Among the lines of these entries, how many hold the word "Risk"? State only the number.

*** Records for the exercise ***

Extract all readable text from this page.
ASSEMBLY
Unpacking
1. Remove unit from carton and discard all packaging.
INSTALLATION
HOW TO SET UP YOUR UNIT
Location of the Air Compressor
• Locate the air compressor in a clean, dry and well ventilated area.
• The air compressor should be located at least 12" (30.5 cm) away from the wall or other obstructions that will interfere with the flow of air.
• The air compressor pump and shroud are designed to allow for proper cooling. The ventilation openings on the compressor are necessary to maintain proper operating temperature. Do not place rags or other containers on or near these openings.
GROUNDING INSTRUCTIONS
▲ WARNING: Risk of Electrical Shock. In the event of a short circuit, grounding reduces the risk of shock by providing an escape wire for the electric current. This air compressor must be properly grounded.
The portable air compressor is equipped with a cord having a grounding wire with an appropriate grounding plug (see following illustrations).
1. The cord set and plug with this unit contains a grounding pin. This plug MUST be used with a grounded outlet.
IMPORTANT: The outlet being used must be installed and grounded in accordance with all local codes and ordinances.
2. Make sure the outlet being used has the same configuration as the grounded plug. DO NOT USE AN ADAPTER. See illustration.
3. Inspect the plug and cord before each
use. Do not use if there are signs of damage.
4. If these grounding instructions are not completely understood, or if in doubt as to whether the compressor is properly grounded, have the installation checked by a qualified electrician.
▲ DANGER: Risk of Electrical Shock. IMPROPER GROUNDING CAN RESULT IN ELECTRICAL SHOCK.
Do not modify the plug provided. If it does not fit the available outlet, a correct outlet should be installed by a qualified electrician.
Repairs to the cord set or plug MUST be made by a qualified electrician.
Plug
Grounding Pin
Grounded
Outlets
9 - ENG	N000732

***

*Output*:
2